## BEGIN EXCERPTED TEXT

Azure and LISP For Public IP Mobility

Introduction
The Locator Identity Separation Protocol (LISP) is a routing architecture that creates a paradigm by splitting the device identity, known as an Endpoint Identifier (EID), and its location, known as its Routing Locator (RLOC), into two different numbering spaces. This capability brings renewed scale and flexibility to the network in a single protocol, enabling the areas of mobility, scalability, and security. For enterprises moving to Azure, LISP provides key benefits such as IP Mobility for Public IP Address Portability, Split Subnets during Data Center Migration, Geographic Dispersion of Data Centers and Disaster Recovery. This document focuses on LISP use cases addressing today’s enterprise data center use-cases moving customer-owned public IP space to Azure.  Workload virtualization requires location independence for server resources and requires the flexibility to move these public IP resources from one data center to another to meet burst capacity, lift and shift to Azure, and to support disaster recovery. This brings the challenge of route optimization when the public IPs need to move location without giving up ownership of the space for maintaining control. It also provides the customer the flexibility to move a public subnet or individual public IPs regardless of the cloud provider or enterprise DC location. The LISP IP-Mobility solution addresses this issue seamlessly by enabling IP end-points to change location while keeping their assigned IP addresses and not require Azure to advertise your public IP space. The Public IP addresses may move between different geographic locations or be split between different Azure regions.  In either case, the LISP IP-Mobility solution guarantees optimal routing between clients on the Internet and the public IP address that has moved, regardless of its location. Also, LISP IP-Mobility does not require any change in the DNS infrastructure (since the mobile nodes preserve their original IP addressing), which overall reduces operating expenses for the data center administrator.

LISP is a routing architecture, not a feature; it gives IP a full set of capabilities that it does not natively have. LISP enables IP address portability, which can be seen in two ways. First, it allows the mobility of a host or addresses anywhere without changing the host IP address or having to ask Azure to advertise your public subnets. Second, it allows defining an edge host IP address independently from the site IP structure it will reside on. The decoupling of the application definition from the network is critical for cloud flexibility.

## END EXCERPTED TEXT

EXERCISE REQUIREMENTS —
**1.** Reproduce word for word the stretch of the listing from its first line through the line containing "series-gaussian [183,1023,400,1696]", and nothing beyond it.
**2.** Continue the passage on LISP and Azure from the point where it stops.
The passage on LISP and Azure above has no connection to the listing that comes next.

## BEGIN DATASET EXCERPTS

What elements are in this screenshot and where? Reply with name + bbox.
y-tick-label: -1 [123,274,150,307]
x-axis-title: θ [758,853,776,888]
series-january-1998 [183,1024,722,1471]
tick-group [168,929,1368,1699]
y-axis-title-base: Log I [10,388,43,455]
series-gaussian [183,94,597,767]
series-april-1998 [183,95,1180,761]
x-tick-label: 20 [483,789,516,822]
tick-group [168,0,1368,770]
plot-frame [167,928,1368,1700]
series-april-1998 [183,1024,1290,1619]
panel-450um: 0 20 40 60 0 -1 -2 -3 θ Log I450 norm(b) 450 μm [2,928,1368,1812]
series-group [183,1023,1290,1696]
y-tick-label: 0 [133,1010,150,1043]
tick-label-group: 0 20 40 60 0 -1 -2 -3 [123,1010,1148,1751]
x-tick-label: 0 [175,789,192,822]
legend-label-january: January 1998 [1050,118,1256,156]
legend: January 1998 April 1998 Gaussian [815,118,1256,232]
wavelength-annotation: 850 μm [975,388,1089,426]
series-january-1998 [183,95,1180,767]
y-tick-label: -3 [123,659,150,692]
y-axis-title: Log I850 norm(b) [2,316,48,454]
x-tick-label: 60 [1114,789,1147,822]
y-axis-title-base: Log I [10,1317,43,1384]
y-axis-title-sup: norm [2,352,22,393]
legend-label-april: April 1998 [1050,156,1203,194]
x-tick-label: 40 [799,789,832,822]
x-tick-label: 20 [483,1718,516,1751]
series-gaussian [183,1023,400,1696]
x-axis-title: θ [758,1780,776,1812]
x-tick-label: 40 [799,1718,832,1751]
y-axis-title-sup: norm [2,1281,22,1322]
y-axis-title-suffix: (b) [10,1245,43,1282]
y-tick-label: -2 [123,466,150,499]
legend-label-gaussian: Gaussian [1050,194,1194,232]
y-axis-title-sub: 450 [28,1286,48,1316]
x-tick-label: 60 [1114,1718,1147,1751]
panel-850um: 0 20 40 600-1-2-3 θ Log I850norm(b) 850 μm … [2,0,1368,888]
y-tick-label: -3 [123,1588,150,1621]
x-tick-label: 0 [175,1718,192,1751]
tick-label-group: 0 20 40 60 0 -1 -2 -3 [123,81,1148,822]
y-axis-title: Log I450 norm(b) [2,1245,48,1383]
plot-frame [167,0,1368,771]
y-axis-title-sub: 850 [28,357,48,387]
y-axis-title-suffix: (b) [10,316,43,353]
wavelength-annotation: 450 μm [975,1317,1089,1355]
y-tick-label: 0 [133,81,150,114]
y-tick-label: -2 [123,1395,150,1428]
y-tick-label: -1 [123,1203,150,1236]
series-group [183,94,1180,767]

## END DATASET EXCERPTS

RESPONSES TO THE EXERCISE —
**1.**
What elements are in this screenshot and where? Reply with name + bbox.
y-tick-label: -1 [123,274,150,307]
x-axis-title: θ [758,853,776,888]
series-january-1998 [183,1024,722,1471]
tick-group [168,929,1368,1699]
y-axis-title-base: Log I [10,388,43,455]
series-gaussian [183,94,597,767]
series-april-1998 [183,95,1180,761]
x-tick-label: 20 [483,789,516,822]
tick-group [168,0,1368,770]
plot-frame [167,928,1368,1700]
series-april-1998 [183,1024,1290,1619]
panel-450um: 0 20 40 60 0 -1 -2 -3 θ Log I450 norm(b) 450 μm [2,928,1368,1812]
series-group [183,1023,1290,1696]
y-tick-label: 0 [133,1010,150,1043]
tick-label-group: 0 20 40 60 0 -1 -2 -3 [123,1010,1148,1751]
x-tick-label: 0 [175,789,192,822]
legend-label-january: January 1998 [1050,118,1256,156]
legend: January 1998 April 1998 Gaussian [815,118,1256,232]
wavelength-annotation: 850 μm [975,388,1089,426]
series-january-1998 [183,95,1180,767]
y-tick-label: -3 [123,659,150,692]
y-axis-title: Log I850 norm(b) [2,316,48,454]
x-tick-label: 60 [1114,789,1147,822]
y-axis-title-base: Log I [10,1317,43,1384]
y-axis-title-sup: norm [2,352,22,393]
legend-label-april: April 1998 [1050,156,1203,194]
x-tick-label: 40 [799,789,832,822]
x-tick-label: 20 [483,1718,516,1751]
series-gaussian [183,1023,400,1696]

**2.**
IP Mobility Requirements
The goal of IP mobility is to steer traffic to the valid location of the end-point. This aspect is generally addressed by providing some sort of re-direction mechanism to enhance the traffic steering already provided by basic routing. Redirection can be achieved by replacing the destination address with a surrogate address that is representative of the new location of the end-point. For instance, what VNET or Region does my workload currently reside in?  A goal of IP mobility is to provide a solution that is totally transparent to the applications and allows for the preservation of established sessions, as end-points move around the IP infrastructure.

Terminology:
In traditional IP, the IP edge routing subnets are advertised all over the network using either an Interior Gateway Protocol (IGP) or an Exterior Gateway Protocol (EGP); it is very rare to advertise any host address (subnet mask /32). With LISP, such constraints disappear; LISP splits the host ID (EID) from the RLOC, allowing any host to move from location to location while keeping its unique identity. LISP architecture is composed of several elements, including the following:
Locator/ID Separation Protocol (LISP): A tunnel protocol that uses a central database in which endpoint location is registered. LISP enables an IP host-based mobility of endpoints.

LISP-enabled virtualized router: A virtual machine or appliance that supports routing and LISP functions, including host mobility.

Endpoint ID (EID): IPv4 or IPv6 identifier of the devices connected at the edge of the network. Used in the first (most inner) LISP header of a packet.

Routing locator (RLOC): IPv4 or IPv6 addresses used to encapsulate and transport the flow between LISP nodes.  A RLOC is the output of an EID-to-RLOC mapping lookup.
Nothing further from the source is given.